— Begin —

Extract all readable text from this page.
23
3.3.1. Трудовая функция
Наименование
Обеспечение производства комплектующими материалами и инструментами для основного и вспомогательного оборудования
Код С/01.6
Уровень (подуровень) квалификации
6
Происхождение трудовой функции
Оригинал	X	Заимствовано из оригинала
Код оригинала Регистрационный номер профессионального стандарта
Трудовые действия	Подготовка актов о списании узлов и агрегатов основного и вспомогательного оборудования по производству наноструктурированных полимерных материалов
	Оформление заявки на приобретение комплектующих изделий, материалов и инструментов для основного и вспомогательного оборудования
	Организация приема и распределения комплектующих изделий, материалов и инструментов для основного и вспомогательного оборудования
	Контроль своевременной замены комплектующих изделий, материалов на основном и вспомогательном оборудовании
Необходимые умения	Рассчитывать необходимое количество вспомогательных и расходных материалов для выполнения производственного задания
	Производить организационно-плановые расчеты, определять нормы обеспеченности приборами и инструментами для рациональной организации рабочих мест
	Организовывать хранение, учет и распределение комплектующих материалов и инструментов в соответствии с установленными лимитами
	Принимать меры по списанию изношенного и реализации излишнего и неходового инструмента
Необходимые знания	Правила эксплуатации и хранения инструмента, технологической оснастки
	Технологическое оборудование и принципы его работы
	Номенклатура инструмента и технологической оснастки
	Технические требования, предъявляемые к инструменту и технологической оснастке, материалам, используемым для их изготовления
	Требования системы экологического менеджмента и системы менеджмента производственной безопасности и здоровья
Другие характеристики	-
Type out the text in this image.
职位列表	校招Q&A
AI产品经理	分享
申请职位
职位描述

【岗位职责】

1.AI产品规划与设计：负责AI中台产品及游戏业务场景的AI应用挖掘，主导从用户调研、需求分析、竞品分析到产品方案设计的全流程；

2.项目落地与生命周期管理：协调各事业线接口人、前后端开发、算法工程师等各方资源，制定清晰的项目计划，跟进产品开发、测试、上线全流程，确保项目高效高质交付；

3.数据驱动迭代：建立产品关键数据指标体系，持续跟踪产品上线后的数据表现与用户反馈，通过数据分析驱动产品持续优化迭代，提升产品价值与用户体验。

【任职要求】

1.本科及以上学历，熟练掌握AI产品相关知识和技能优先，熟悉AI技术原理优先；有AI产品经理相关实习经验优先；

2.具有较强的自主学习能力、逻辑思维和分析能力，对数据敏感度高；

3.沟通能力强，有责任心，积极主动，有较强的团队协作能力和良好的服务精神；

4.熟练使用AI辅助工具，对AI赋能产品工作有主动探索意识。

— End —

Produce an exact copy of the whole listing.

Extract all readable text from this page.
23
3.3.1. Трудовая функция
Наименование
Обеспечение производства комплектующими материалами и инструментами для основного и вспомогательного оборудования
Код С/01.6
Уровень (подуровень) квалификации
6
Происхождение трудовой функции
Оригинал	X	Заимствовано из оригинала
Код оригинала Регистрационный номер профессионального стандарта
Трудовые действия	Подготовка актов о списании узлов и агрегатов основного и вспомогательного оборудования по производству наноструктурированных полимерных материалов
	Оформление заявки на приобретение комплектующих изделий, материалов и инструментов для основного и вспомогательного оборудования
	Организация приема и распределения комплектующих изделий, материалов и инструментов для основного и вспомогательного оборудования
	Контроль своевременной замены комплектующих изделий, материалов на основном и вспомогательном оборудовании
Необходимые умения	Рассчитывать необходимое количество вспомогательных и расходных материалов для выполнения производственного задания
	Производить организационно-плановые расчеты, определять нормы обеспеченности приборами и инструментами для рациональной организации рабочих мест
	Организовывать хранение, учет и распределение комплектующих материалов и инструментов в соответствии с установленными лимитами
	Принимать меры по списанию изношенного и реализации излишнего и неходового инструмента
Необходимые знания	Правила эксплуатации и хранения инструмента, технологической оснастки
	Технологическое оборудование и принципы его работы
	Номенклатура инструмента и технологической оснастки
	Технические требования, предъявляемые к инструменту и технологической оснастке, материалам, используемым для их изготовления
	Требования системы экологического менеджмента и системы менеджмента производственной безопасности и здоровья
Другие характеристики	-
Type out the text in this image.
职位列表	校招Q&A
AI产品经理	分享
申请职位
职位描述

【岗位职责】

1.AI产品规划与设计：负责AI中台产品及游戏业务场景的AI应用挖掘，主导从用户调研、需求分析、竞品分析到产品方案设计的全流程；

2.项目落地与生命周期管理：协调各事业线接口人、前后端开发、算法工程师等各方资源，制定清晰的项目计划，跟进产品开发、测试、上线全流程，确保项目高效高质交付；

3.数据驱动迭代：建立产品关键数据指标体系，持续跟踪产品上线后的数据表现与用户反馈，通过数据分析驱动产品持续优化迭代，提升产品价值与用户体验。

【任职要求】

1.本科及以上学历，熟练掌握AI产品相关知识和技能优先，熟悉AI技术原理优先；有AI产品经理相关实习经验优先；

2.具有较强的自主学习能力、逻辑思维和分析能力，对数据敏感度高；

3.沟通能力强，有责任心，积极主动，有较强的团队协作能力和良好的服务精神；

4.熟练使用AI辅助工具，对AI赋能产品工作有主动探索意识。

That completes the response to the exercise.